## [PROBLEM SET]
1) From the Kafka and Spark Streaming post below, reproduce the text between "Posted to user@spark.apache.org" and "time to time.", inclusive.
2) Translate this sentence from the Kafka and Spark Streaming post below into Spanish: "The producer is a separate thread which is continuously sending data."

## [TEXT PASSAGE]
○ ○ ○ ○ ○ ○ ○

You are viewing a plain text version of this content. The canonical link for it is here.
Posted to user@spark.apache.org by Nipun Arora <ni...@gmail.com> on 2017/06/05 14:59:36 UTC
Kafka + Spark Streaming consumer API offsets
I need some clarification for Kafka consumers in Spark or otherwise. I have
the following Kafka Consumer. The consumer is reading from a topic, and I
have a mechanism which blocks the consumer from time to time.
The producer is a separate thread which is continuously sending data. I
want to ensure that the consumer does not drop/not read data sent during
the period when the consumer was "blocked".
*In case the "blocked" part is confusing - we have a modified Spark
scheduler where we take a lock on the scheduler.*
public static JavaDStream<String> getKafkaDStream(String inputTopics,
String broker, int kafkaPort, JavaStreamingContext ssc){
HashSet<String> inputTopicsSet = new
HashSet<String>(Arrays.asList(inputTopics.split(",")));
HashMap<String, String> kafkaParams = new HashMap<String, String>();
kafkaParams.put("metadata.broker.list", broker + ":" + kafkaPort);
JavaPairInputDStream<String, String> messages =
KafkaUtils.createDirectStream(
ssc,
String.class,
String.class,
StringDecoder.class,
StringDecoder.class,
kafkaParams,
inputTopicsSet
);
JavaDStream<String> lines = messages.map(new
Function<Tuple2<String, String>, String>() {
@Override
public String call(Tuple2<String, String> tuple2) {
return tuple2._2();
}
});
return lines;
}
Thanks
Nipun

○ ○ ○ ○ ○ ○ ○

## [RAW RECORDS]
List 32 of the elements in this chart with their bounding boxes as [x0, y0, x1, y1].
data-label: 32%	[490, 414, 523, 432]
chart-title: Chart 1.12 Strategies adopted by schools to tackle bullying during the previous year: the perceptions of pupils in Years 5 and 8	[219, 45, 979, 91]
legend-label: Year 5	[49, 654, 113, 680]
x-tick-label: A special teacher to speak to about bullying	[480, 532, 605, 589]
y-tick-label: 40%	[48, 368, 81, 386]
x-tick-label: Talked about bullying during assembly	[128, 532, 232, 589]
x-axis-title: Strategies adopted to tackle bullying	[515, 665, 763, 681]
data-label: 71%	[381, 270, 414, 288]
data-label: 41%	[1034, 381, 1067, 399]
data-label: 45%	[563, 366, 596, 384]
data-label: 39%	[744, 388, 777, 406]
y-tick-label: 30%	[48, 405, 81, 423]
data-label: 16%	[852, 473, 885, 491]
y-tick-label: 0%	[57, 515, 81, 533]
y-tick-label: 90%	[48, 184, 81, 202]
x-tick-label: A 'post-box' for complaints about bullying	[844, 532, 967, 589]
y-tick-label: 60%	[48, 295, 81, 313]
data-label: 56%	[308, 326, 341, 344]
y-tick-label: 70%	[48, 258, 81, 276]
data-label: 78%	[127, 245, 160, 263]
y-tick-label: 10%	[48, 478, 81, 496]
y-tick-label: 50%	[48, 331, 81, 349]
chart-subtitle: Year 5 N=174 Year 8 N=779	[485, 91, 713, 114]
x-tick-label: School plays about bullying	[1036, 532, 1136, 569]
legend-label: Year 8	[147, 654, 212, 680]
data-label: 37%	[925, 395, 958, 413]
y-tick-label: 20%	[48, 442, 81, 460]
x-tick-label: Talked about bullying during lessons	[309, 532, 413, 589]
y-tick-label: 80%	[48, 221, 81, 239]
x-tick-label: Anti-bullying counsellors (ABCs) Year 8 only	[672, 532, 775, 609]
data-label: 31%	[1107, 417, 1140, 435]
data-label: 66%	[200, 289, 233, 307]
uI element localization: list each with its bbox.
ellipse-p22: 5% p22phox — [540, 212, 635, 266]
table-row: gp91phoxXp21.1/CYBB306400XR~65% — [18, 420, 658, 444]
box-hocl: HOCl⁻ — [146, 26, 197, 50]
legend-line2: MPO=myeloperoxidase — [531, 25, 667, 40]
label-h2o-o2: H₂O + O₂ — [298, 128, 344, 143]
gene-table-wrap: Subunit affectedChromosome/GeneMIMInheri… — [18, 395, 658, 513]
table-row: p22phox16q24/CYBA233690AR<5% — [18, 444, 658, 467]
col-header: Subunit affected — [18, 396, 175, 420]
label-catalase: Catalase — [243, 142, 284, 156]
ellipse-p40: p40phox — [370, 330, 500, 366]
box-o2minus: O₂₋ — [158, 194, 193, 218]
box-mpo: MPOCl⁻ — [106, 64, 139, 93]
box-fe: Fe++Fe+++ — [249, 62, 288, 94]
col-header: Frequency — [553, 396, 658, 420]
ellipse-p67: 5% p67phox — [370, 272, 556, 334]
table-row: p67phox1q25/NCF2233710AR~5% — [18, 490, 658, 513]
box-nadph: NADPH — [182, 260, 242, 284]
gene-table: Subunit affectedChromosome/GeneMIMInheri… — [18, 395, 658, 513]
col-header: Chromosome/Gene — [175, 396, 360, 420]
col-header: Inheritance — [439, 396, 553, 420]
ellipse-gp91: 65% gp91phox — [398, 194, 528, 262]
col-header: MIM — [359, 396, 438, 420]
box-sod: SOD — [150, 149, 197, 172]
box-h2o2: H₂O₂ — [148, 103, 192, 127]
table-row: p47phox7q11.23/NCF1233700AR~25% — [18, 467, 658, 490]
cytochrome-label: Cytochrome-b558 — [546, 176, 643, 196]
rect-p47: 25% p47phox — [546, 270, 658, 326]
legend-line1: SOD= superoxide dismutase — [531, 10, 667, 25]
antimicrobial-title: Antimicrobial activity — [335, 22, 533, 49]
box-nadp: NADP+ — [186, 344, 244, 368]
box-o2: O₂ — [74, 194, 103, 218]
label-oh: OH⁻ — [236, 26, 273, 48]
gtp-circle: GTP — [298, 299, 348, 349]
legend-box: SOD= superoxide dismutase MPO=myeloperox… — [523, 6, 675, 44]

○ ○ ○ ○ ○ ○ ○

## [ANSWERS TO THE EXERCISES]
1)
Posted to user@spark.apache.org by Nipun Arora <ni...@gmail.com> on 2017/06/05 14:59:36 UTC
Kafka + Spark Streaming consumer API offsets
I need some clarification for Kafka consumers in Spark or otherwise. I have
the following Kafka Consumer. The consumer is reading from a topic, and I
have a mechanism which blocks the consumer from time to time.

2) El productor es un hilo independiente que envía datos de forma continua.